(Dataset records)
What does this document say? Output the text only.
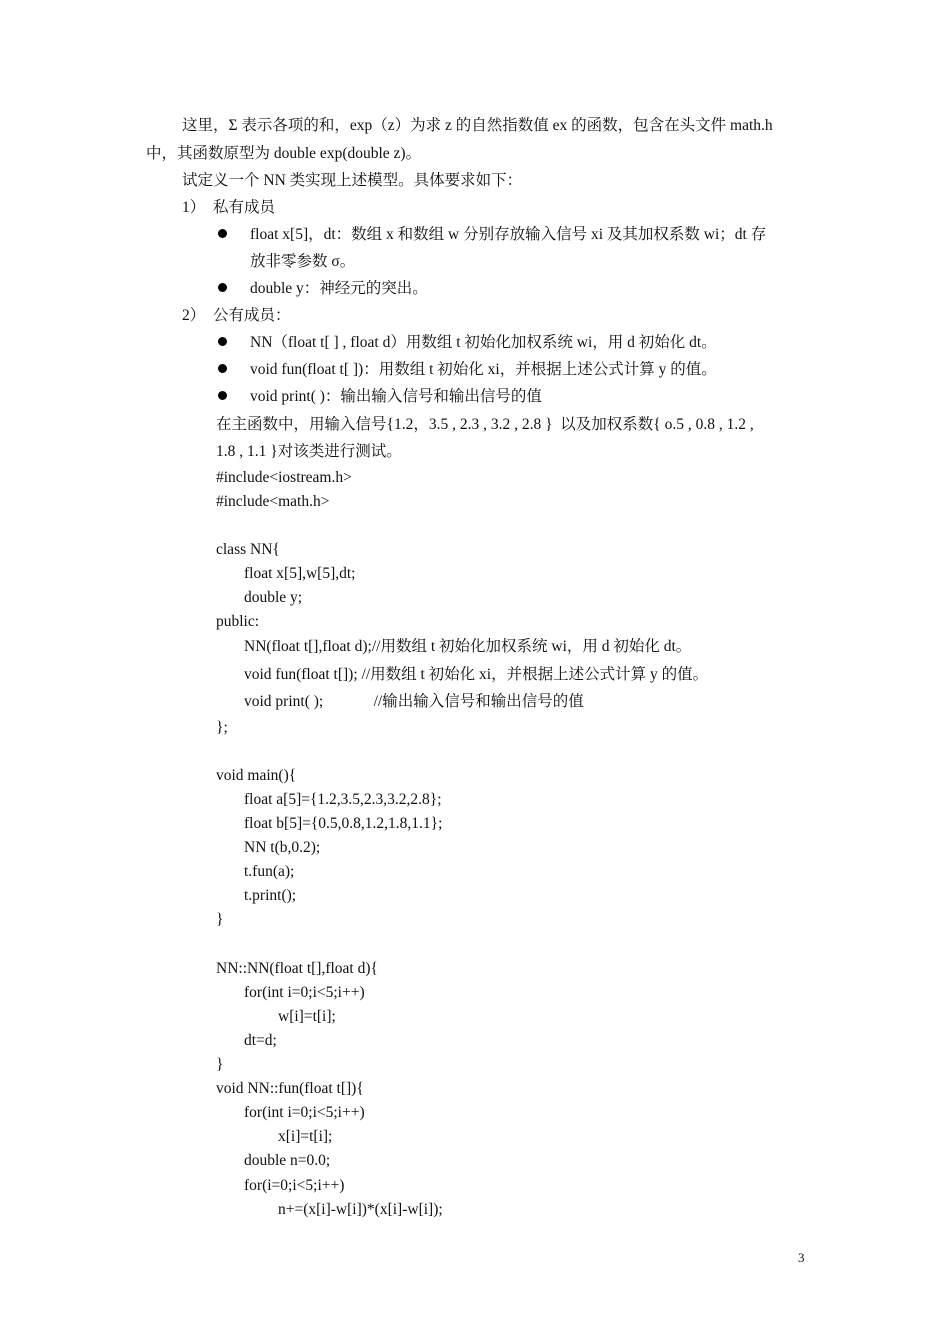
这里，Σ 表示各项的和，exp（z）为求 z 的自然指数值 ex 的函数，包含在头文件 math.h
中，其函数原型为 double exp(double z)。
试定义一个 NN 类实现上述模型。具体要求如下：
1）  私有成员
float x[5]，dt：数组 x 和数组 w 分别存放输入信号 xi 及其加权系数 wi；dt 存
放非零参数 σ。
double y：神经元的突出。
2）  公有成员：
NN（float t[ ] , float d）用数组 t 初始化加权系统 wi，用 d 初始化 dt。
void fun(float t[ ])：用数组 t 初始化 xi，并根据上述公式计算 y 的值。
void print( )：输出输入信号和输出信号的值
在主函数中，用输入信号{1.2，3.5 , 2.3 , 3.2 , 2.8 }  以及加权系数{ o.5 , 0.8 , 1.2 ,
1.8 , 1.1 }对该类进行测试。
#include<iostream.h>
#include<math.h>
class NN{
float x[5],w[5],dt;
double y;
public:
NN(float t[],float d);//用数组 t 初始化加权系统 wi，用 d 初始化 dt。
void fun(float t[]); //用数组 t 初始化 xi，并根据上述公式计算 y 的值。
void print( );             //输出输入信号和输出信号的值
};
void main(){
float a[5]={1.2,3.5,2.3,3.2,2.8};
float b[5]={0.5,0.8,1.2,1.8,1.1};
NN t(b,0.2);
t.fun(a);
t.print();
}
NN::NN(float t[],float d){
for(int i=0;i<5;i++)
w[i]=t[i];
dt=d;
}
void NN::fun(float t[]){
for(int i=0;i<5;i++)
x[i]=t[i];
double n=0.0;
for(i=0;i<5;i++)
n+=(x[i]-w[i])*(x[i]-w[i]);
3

# [Problem requirements]
Using the data above, copy each line that contains "double".

# [Solved exercise]
中，其函数原型为 double exp(double z)。
double y：神经元的突出。
double y;
double n=0.0;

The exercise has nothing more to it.